** START OF Material **

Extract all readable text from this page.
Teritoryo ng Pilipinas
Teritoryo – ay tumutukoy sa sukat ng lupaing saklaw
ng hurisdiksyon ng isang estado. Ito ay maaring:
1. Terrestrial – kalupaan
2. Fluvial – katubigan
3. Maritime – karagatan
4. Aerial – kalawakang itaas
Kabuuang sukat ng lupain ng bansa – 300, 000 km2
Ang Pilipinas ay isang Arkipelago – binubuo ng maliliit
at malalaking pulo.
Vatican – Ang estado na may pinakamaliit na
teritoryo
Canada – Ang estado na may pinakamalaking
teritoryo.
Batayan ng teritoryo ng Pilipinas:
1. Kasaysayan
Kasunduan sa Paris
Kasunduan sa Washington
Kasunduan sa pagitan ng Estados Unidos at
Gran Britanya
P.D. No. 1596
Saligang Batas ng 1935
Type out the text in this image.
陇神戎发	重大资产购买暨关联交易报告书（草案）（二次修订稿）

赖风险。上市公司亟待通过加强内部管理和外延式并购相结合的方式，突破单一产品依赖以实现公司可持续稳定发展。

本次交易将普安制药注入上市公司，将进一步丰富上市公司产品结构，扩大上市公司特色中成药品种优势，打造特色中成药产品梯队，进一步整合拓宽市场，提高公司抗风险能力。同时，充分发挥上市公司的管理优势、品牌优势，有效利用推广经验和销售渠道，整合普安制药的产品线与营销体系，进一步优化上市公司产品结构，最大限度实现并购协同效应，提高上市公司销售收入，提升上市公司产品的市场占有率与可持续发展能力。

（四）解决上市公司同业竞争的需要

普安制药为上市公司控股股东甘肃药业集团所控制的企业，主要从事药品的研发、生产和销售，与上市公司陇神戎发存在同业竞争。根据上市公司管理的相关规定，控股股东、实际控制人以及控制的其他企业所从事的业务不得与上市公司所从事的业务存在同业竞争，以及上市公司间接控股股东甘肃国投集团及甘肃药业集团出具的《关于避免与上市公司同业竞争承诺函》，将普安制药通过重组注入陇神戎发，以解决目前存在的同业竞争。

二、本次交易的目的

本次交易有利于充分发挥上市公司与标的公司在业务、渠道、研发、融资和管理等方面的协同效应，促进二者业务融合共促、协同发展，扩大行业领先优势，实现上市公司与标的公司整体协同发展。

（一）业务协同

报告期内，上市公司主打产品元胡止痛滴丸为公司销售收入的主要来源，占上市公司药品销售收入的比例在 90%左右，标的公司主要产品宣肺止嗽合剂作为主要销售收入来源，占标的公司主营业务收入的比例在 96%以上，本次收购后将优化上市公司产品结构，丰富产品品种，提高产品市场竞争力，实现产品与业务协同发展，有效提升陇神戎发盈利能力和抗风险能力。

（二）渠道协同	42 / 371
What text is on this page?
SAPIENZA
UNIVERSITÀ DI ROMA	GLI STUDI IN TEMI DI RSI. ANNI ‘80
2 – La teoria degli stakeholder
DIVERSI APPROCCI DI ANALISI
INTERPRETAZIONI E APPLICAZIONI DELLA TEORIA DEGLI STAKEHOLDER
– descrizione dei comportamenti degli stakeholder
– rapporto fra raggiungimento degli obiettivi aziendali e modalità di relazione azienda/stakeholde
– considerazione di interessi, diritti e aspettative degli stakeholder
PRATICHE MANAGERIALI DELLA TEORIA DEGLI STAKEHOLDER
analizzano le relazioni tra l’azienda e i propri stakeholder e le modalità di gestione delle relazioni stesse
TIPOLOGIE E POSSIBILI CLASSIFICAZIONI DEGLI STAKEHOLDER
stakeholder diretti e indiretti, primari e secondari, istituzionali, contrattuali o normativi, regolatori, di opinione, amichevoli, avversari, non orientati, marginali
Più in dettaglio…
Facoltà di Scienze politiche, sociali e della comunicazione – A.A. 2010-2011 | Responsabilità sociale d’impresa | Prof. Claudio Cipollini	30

** END OF Material **

> _What this task involves_: Look through the entries above for the word "sukat". Copy every line where it shows up.

> _The result_:
Teritoryo – ay tumutukoy sa sukat ng lupaing saklaw
Kabuuang sukat ng lupain ng bansa – 300, 000 km2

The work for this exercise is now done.